**Given instruction:** In this exercise, print only the lines from the line with "Parse this screenshot: output" to the last line of the data below, inclusive. Any pictures should be left out.

BEGIN Material for this task

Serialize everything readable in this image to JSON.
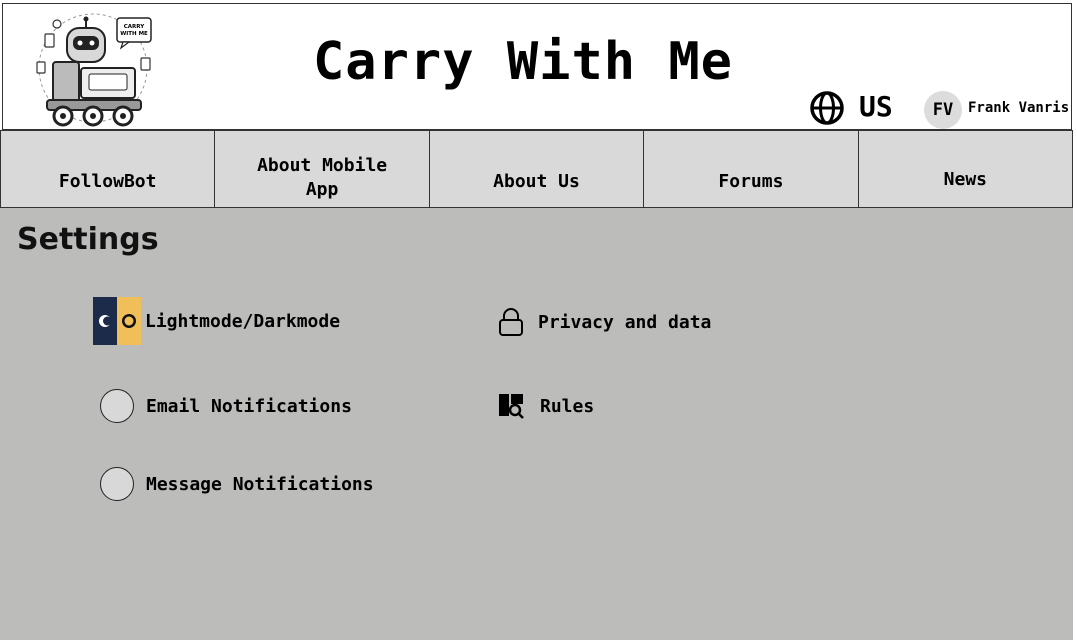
{
  "header": {
    "title": "Carry With Me",
    "logo_icon": "robot-carrier-logo",
    "logo_bubble_text": "CARRY WITH ME",
    "region": "US",
    "user_initials": "FV",
    "user_name": "Frank Vanris"
  },
  "nav": {
    "items": [
      {
        "label": "FollowBot"
      },
      {
        "label": "About Mobile App"
      },
      {
        "label": "About Us"
      },
      {
        "label": "Forums"
      },
      {
        "label": "News"
      }
    ]
  },
  "settings": {
    "title": "Settings",
    "left": [
      {
        "label": "Lightmode/Darkmode",
        "icon": "lightmode-darkmode-icon"
      },
      {
        "label": "Email Notifications",
        "icon": "toggle-circle"
      },
      {
        "label": "Message Notifications",
        "icon": "toggle-circle"
      }
    ],
    "right": [
      {
        "label": "Privacy and data",
        "icon": "lock-icon"
      },
      {
        "label": "Rules",
        "icon": "book-search-icon"
      }
    ]
  },
  "colors": {
    "content_bg": "#bcbdbb",
    "nav_bg": "#d9d9d9",
    "dark_mode": "#1c2b4a",
    "light_mode": "#f1bf5a"
  }
}
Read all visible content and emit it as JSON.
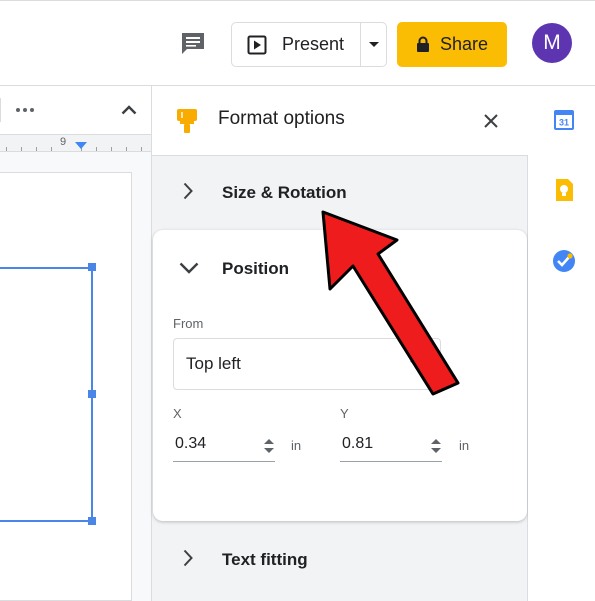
{
  "header": {
    "present_label": "Present",
    "share_label": "Share",
    "avatar_initial": "M",
    "icons": [
      "comment-icon",
      "present-icon",
      "dropdown-caret-icon",
      "lock-icon"
    ],
    "colors": {
      "share": "#fbbc04",
      "avatar": "#5e35b1"
    }
  },
  "toolbar": {
    "icons": [
      "more-icon",
      "collapse-icon"
    ]
  },
  "ruler": {
    "visible_number": "9"
  },
  "format_panel": {
    "title": "Format options",
    "icons": [
      "paint-brush-icon",
      "close-icon"
    ],
    "sections": {
      "size_rotation": {
        "label": "Size & Rotation",
        "expanded": false
      },
      "position": {
        "label": "Position",
        "expanded": true,
        "from_label": "From",
        "from_value": "Top left",
        "x_label": "X",
        "x_value": "0.34",
        "x_unit": "in",
        "y_label": "Y",
        "y_value": "0.81",
        "y_unit": "in"
      },
      "text_fitting": {
        "label": "Text fitting",
        "expanded": false
      }
    }
  },
  "right_sidebar": {
    "icons": [
      "calendar-icon",
      "keep-icon",
      "tasks-icon"
    ],
    "calendar_day": "31"
  },
  "annotation": {
    "type": "red-arrow",
    "points_to": "Size & Rotation",
    "color": "#ee1c1c"
  }
}
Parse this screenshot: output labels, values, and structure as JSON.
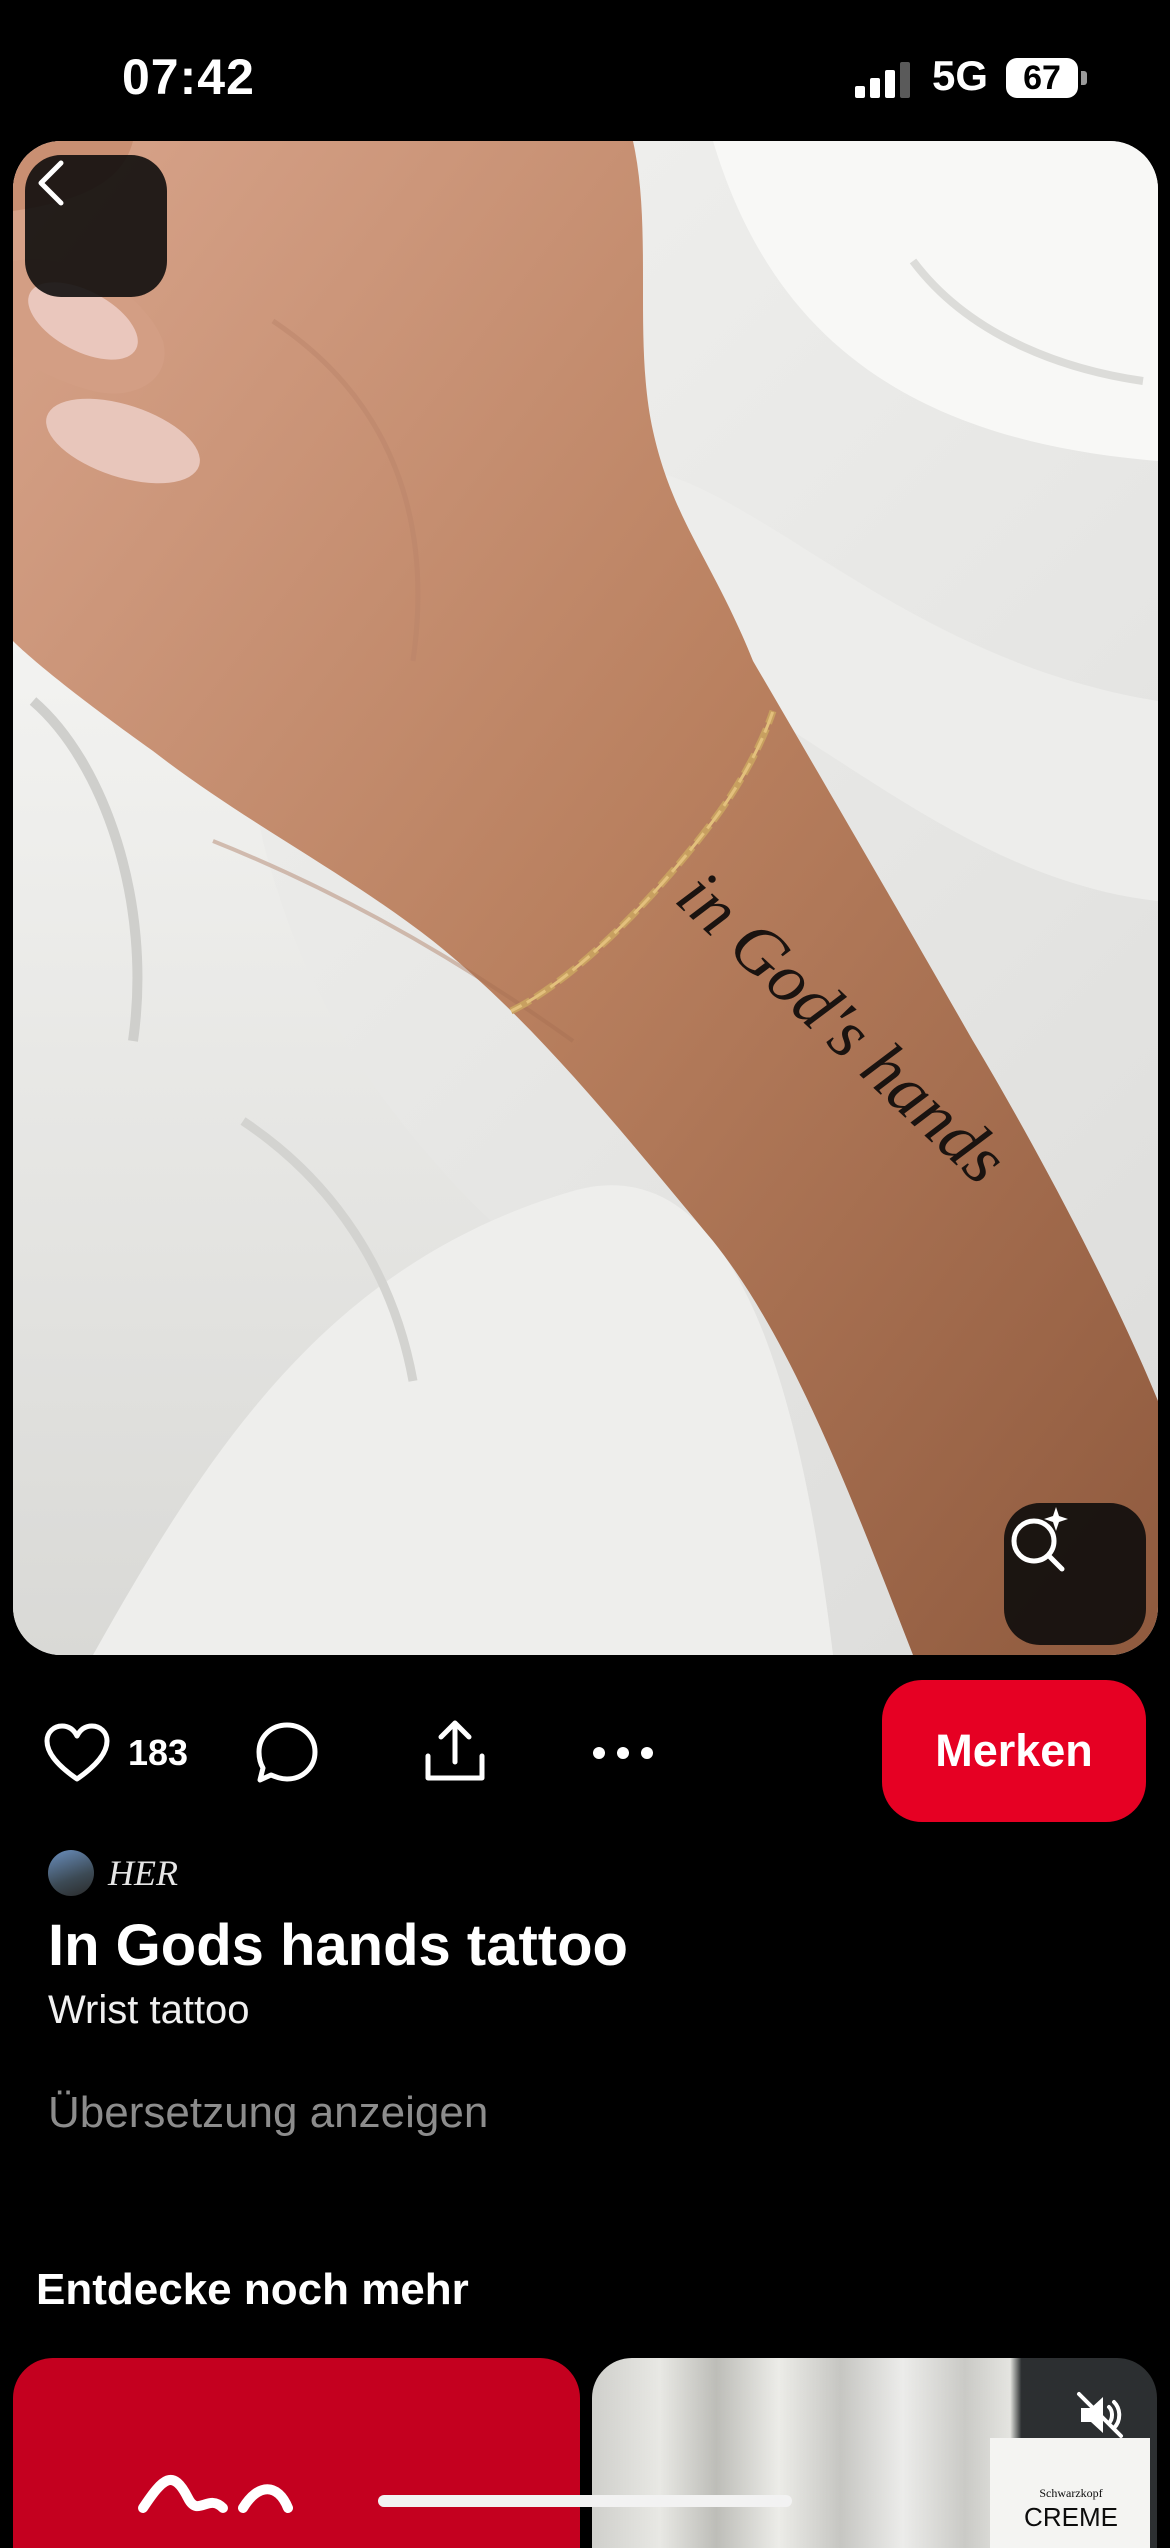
{
  "status_bar": {
    "time": "07:42",
    "network": "5G",
    "battery": "67"
  },
  "pin": {
    "likes": "183",
    "save_label": "Merken",
    "author": "HER",
    "title": "In Gods hands tattoo",
    "description": "Wrist tattoo",
    "translate_label": "Übersetzung anzeigen",
    "tattoo_text": "in God's hands"
  },
  "discover": {
    "heading": "Entdecke noch mehr",
    "card2_brand": "Schwarzkopf",
    "card2_product": "CREME"
  },
  "colors": {
    "accent": "#e60023",
    "background": "#000000"
  },
  "icons": {
    "back": "chevron-left-icon",
    "lens": "visual-search-icon",
    "like": "heart-icon",
    "comment": "comment-icon",
    "share": "share-icon",
    "more": "ellipsis-icon",
    "mute": "muted-speaker-icon"
  }
}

END Material for this task

**Result of this exercise:**
Parse this screenshot: output labels, values, and structure as JSON.
{
  "status_bar": {
    "time": "07:42",
    "network": "5G",
    "battery": "67"
  },
  "pin": {
    "likes": "183",
    "save_label": "Merken",
    "author": "HER",
    "title": "In Gods hands tattoo",
    "description": "Wrist tattoo",
    "translate_label": "Übersetzung anzeigen",
    "tattoo_text": "in God's hands"
  },
  "discover": {
    "heading": "Entdecke noch mehr",
    "card2_brand": "Schwarzkopf",
    "card2_product": "CREME"
  },
  "colors": {
    "accent": "#e60023",
    "background": "#000000"
  },
  "icons": {
    "back": "chevron-left-icon",
    "lens": "visual-search-icon",
    "like": "heart-icon",
    "comment": "comment-icon",
    "share": "share-icon",
    "more": "ellipsis-icon",
    "mute": "muted-speaker-icon"
  }
}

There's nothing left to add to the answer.